▶ [GIVEN INSTRUCTION]
Print all of the lines below word for word, without the pictures.

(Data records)
- - - - -

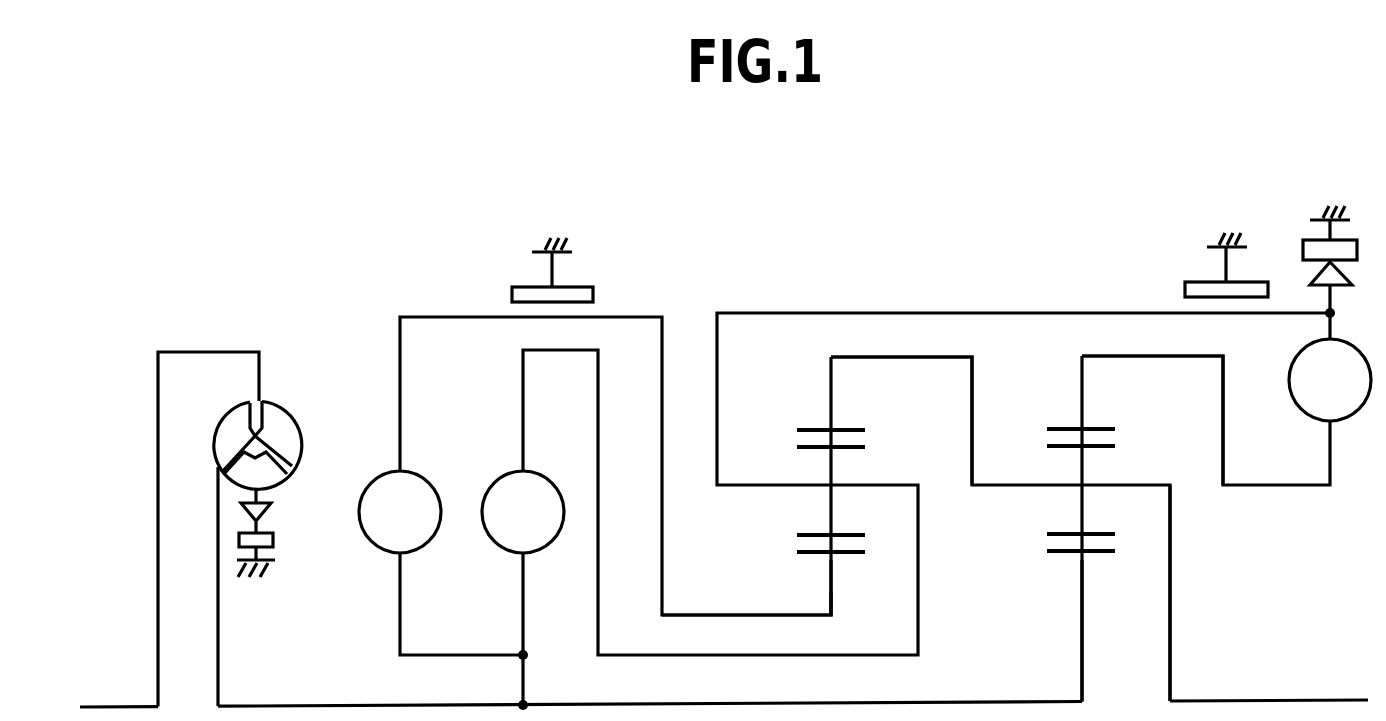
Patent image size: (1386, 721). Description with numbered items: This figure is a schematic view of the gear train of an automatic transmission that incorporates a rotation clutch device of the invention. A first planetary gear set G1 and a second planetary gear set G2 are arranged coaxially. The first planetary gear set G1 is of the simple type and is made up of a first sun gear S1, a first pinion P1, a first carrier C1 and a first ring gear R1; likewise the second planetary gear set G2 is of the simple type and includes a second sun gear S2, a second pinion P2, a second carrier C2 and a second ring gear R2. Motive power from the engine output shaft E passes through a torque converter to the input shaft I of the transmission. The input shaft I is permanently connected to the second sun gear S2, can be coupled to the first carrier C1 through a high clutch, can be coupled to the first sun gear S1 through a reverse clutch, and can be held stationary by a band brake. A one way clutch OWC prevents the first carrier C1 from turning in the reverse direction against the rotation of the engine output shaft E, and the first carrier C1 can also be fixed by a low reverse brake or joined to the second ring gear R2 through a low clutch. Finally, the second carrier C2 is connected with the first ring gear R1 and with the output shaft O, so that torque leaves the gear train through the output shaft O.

The engine output shaft E is at (112, 706).
The input shaft I is at (300, 706).
The output shaft O is at (1260, 700).
The one way clutch OWC is at (1312, 272).
The first planetary gear set G1 is at (815, 351).
The first ring gear R1 is at (831, 390).
The first carrier C1 is at (757, 484).
The first pinion P1 is at (831, 516).
The first sun gear S1 is at (831, 592).
The second planetary gear set G2 is at (1068, 351).
The second ring gear R2 is at (1082, 390).
The second carrier C2 is at (1006, 484).
The second pinion P2 is at (1082, 513).
The second sun gear S2 is at (1082, 591).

- - - - -

▶ [RESULT FOR THIS EXERCISE]
Patent image size: (1386, 721). Description with numbered items: This figure is a schematic view of the gear train of an automatic transmission that incorporates a rotation clutch device of the invention. A first planetary gear set G1 and a second planetary gear set G2 are arranged coaxially. The first planetary gear set G1 is of the simple type and is made up of a first sun gear S1, a first pinion P1, a first carrier C1 and a first ring gear R1; likewise the second planetary gear set G2 is of the simple type and includes a second sun gear S2, a second pinion P2, a second carrier C2 and a second ring gear R2. Motive power from the engine output shaft E passes through a torque converter to the input shaft I of the transmission. The input shaft I is permanently connected to the second sun gear S2, can be coupled to the first carrier C1 through a high clutch, can be coupled to the first sun gear S1 through a reverse clutch, and can be held stationary by a band brake. A one way clutch OWC prevents the first carrier C1 from turning in the reverse direction against the rotation of the engine output shaft E, and the first carrier C1 can also be fixed by a low reverse brake or joined to the second ring gear R2 through a low clutch. Finally, the second carrier C2 is connected with the first ring gear R1 and with the output shaft O, so that torque leaves the gear train through the output shaft O.

The engine output shaft E is at (112, 706).
The input shaft I is at (300, 706).
The output shaft O is at (1260, 700).
The one way clutch OWC is at (1312, 272).
The first planetary gear set G1 is at (815, 351).
The first ring gear R1 is at (831, 390).
The first carrier C1 is at (757, 484).
The first pinion P1 is at (831, 516).
The first sun gear S1 is at (831, 592).
The second planetary gear set G2 is at (1068, 351).
The second ring gear R2 is at (1082, 390).
The second carrier C2 is at (1006, 484).
The second pinion P2 is at (1082, 513).
The second sun gear S2 is at (1082, 591).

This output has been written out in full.